> _Records to use_
= = = =

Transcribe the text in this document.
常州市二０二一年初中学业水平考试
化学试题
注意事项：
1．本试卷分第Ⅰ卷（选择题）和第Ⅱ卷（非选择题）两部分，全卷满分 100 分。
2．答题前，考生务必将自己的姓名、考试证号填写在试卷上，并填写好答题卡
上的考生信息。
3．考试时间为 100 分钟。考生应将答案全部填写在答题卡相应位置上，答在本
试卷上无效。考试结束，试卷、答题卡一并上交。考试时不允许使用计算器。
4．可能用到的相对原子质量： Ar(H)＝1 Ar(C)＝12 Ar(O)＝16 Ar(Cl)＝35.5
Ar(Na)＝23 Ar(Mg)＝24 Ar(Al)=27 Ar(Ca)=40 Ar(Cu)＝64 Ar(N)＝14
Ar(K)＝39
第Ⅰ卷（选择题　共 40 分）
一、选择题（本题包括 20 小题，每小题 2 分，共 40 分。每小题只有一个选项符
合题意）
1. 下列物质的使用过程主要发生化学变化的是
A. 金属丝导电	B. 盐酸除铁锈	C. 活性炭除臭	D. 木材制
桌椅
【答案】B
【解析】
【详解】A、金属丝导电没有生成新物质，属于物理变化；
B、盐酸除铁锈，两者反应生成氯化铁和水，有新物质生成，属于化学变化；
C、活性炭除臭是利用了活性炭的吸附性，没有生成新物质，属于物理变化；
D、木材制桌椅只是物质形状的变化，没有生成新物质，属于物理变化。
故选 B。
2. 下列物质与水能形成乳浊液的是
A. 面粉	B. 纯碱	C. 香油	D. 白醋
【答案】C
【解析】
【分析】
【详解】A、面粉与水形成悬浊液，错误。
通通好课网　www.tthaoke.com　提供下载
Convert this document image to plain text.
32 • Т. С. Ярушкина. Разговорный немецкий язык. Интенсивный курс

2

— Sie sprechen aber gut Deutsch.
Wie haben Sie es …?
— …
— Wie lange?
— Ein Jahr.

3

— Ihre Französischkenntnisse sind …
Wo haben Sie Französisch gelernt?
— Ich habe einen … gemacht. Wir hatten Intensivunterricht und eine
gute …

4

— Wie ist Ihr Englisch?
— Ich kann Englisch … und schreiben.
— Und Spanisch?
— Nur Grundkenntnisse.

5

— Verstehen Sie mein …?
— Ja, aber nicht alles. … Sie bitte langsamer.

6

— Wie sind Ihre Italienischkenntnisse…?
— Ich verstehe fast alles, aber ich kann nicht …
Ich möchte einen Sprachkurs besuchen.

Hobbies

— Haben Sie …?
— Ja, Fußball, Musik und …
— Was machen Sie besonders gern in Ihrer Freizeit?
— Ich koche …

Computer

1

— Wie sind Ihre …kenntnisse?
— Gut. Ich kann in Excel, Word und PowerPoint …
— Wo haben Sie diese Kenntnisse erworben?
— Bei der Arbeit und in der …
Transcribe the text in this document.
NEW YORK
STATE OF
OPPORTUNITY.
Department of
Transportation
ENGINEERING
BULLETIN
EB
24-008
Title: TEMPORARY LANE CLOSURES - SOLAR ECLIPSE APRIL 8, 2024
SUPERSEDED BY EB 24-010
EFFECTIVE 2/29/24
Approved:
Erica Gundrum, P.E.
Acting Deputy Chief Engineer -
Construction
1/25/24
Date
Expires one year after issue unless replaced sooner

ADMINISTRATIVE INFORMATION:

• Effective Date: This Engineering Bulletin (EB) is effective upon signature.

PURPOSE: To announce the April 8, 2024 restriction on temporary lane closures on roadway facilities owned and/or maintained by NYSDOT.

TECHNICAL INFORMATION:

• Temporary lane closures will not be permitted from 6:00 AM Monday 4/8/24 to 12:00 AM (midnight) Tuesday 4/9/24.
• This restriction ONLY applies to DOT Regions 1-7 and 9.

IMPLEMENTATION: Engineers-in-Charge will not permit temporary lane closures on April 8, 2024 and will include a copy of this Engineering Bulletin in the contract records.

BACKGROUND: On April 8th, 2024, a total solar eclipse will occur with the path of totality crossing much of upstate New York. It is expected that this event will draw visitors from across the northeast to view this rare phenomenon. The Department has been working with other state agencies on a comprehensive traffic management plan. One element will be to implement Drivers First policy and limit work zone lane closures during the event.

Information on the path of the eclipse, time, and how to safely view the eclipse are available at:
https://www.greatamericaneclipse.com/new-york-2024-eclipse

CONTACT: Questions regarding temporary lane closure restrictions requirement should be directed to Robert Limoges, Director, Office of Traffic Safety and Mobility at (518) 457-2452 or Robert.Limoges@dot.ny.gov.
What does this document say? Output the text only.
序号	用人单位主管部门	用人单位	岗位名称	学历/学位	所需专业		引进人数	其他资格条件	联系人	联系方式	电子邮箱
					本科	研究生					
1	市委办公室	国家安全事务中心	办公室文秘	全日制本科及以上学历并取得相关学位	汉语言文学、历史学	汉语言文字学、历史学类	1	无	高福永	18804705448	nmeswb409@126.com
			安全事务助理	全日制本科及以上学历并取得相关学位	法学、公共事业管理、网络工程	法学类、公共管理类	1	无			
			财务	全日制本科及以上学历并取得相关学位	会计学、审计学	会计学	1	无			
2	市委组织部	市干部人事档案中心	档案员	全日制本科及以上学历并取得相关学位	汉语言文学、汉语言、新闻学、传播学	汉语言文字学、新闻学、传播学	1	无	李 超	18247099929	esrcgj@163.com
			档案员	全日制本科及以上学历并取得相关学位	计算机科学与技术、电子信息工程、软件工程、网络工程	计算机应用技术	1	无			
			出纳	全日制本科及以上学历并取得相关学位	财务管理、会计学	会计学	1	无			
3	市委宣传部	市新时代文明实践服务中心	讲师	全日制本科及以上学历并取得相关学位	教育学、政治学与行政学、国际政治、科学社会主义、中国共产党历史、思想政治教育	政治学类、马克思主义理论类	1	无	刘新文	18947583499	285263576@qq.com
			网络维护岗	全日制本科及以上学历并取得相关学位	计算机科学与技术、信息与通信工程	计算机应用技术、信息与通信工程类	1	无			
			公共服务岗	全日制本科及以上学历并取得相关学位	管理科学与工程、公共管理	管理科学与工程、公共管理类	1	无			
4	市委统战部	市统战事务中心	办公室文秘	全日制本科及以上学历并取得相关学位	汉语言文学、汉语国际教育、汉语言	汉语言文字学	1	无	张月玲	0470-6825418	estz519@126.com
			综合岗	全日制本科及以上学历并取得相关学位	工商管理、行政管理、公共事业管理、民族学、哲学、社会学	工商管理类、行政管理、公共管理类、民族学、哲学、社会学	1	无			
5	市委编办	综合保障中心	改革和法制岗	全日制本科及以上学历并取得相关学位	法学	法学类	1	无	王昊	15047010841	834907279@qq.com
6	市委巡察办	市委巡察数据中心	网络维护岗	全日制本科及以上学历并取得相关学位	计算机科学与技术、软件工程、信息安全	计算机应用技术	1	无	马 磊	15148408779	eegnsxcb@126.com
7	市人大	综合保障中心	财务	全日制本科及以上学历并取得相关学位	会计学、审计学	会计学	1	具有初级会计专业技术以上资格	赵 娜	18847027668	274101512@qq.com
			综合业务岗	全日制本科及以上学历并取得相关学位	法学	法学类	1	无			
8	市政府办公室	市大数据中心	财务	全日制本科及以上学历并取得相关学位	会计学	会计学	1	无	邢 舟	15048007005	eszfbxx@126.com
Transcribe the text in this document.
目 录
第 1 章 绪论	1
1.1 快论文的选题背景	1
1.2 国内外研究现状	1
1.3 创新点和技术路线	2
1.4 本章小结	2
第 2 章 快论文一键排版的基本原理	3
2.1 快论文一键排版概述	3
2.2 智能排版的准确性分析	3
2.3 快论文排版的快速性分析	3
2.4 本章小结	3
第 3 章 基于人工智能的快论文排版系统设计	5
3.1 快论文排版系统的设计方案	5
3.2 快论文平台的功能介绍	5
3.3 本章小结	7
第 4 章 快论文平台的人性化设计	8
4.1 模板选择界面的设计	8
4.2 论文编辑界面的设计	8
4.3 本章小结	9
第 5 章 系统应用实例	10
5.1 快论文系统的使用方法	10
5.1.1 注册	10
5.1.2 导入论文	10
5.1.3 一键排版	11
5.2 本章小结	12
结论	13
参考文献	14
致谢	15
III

= = = =

> _Exercise_
Gather each line from the listing above that holds "网络维护岗".

> _Solution_
			网络维护岗	全日制本科及以上学历并取得相关学位	计算机科学与技术、信息与通信工程	计算机应用技术、信息与通信工程类	1	无			
6	市委巡察办	市委巡察数据中心	网络维护岗	全日制本科及以上学历并取得相关学位	计算机科学与技术、软件工程、信息安全	计算机应用技术	1	无	马 磊	15148408779	eegnsxcb@126.com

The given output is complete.